[MATERIAL FOR THE TASK]:
* START *

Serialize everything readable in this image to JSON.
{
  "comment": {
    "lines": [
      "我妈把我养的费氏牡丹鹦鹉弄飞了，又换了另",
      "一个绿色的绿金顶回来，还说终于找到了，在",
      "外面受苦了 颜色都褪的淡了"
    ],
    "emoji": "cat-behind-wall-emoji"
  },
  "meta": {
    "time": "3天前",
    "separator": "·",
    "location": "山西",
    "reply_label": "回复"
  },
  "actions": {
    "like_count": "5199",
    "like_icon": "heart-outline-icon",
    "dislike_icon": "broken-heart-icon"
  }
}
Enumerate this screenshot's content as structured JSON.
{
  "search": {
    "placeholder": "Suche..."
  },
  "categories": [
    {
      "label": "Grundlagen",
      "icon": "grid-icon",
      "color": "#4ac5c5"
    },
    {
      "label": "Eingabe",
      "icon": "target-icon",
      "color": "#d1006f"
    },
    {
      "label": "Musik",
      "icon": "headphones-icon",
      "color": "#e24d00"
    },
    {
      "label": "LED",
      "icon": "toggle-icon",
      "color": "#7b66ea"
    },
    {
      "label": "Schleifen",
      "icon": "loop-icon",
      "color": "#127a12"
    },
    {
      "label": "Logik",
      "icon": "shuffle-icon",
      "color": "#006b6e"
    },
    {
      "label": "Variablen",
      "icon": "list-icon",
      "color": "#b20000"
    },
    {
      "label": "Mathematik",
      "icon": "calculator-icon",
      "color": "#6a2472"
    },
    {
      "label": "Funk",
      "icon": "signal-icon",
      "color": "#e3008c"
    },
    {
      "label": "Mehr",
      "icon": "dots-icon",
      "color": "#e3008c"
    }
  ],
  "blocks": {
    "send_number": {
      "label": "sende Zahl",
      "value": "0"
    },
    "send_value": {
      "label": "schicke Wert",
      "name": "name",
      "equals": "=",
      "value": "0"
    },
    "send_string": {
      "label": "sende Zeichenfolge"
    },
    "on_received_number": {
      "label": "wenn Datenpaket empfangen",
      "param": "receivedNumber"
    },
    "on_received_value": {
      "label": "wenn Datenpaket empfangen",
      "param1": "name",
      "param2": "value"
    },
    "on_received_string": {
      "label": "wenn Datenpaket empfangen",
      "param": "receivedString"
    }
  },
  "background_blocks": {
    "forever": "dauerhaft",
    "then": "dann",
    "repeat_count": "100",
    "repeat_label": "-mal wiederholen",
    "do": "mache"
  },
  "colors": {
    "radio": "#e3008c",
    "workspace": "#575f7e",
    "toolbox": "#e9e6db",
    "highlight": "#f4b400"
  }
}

* END *

Reproduce the complete data exactly as presented above.

[SOLUTION FOR THIS PROBLEM]:
Serialize everything readable in this image to JSON.
{
  "comment": {
    "lines": [
      "我妈把我养的费氏牡丹鹦鹉弄飞了，又换了另",
      "一个绿色的绿金顶回来，还说终于找到了，在",
      "外面受苦了 颜色都褪的淡了"
    ],
    "emoji": "cat-behind-wall-emoji"
  },
  "meta": {
    "time": "3天前",
    "separator": "·",
    "location": "山西",
    "reply_label": "回复"
  },
  "actions": {
    "like_count": "5199",
    "like_icon": "heart-outline-icon",
    "dislike_icon": "broken-heart-icon"
  }
}
Enumerate this screenshot's content as structured JSON.
{
  "search": {
    "placeholder": "Suche..."
  },
  "categories": [
    {
      "label": "Grundlagen",
      "icon": "grid-icon",
      "color": "#4ac5c5"
    },
    {
      "label": "Eingabe",
      "icon": "target-icon",
      "color": "#d1006f"
    },
    {
      "label": "Musik",
      "icon": "headphones-icon",
      "color": "#e24d00"
    },
    {
      "label": "LED",
      "icon": "toggle-icon",
      "color": "#7b66ea"
    },
    {
      "label": "Schleifen",
      "icon": "loop-icon",
      "color": "#127a12"
    },
    {
      "label": "Logik",
      "icon": "shuffle-icon",
      "color": "#006b6e"
    },
    {
      "label": "Variablen",
      "icon": "list-icon",
      "color": "#b20000"
    },
    {
      "label": "Mathematik",
      "icon": "calculator-icon",
      "color": "#6a2472"
    },
    {
      "label": "Funk",
      "icon": "signal-icon",
      "color": "#e3008c"
    },
    {
      "label": "Mehr",
      "icon": "dots-icon",
      "color": "#e3008c"
    }
  ],
  "blocks": {
    "send_number": {
      "label": "sende Zahl",
      "value": "0"
    },
    "send_value": {
      "label": "schicke Wert",
      "name": "name",
      "equals": "=",
      "value": "0"
    },
    "send_string": {
      "label": "sende Zeichenfolge"
    },
    "on_received_number": {
      "label": "wenn Datenpaket empfangen",
      "param": "receivedNumber"
    },
    "on_received_value": {
      "label": "wenn Datenpaket empfangen",
      "param1": "name",
      "param2": "value"
    },
    "on_received_string": {
      "label": "wenn Datenpaket empfangen",
      "param": "receivedString"
    }
  },
  "background_blocks": {
    "forever": "dauerhaft",
    "then": "dann",
    "repeat_count": "100",
    "repeat_label": "-mal wiederholen",
    "do": "mache"
  },
  "colors": {
    "radio": "#e3008c",
    "workspace": "#575f7e",
    "toolbox": "#e9e6db",
    "highlight": "#f4b400"
  }
}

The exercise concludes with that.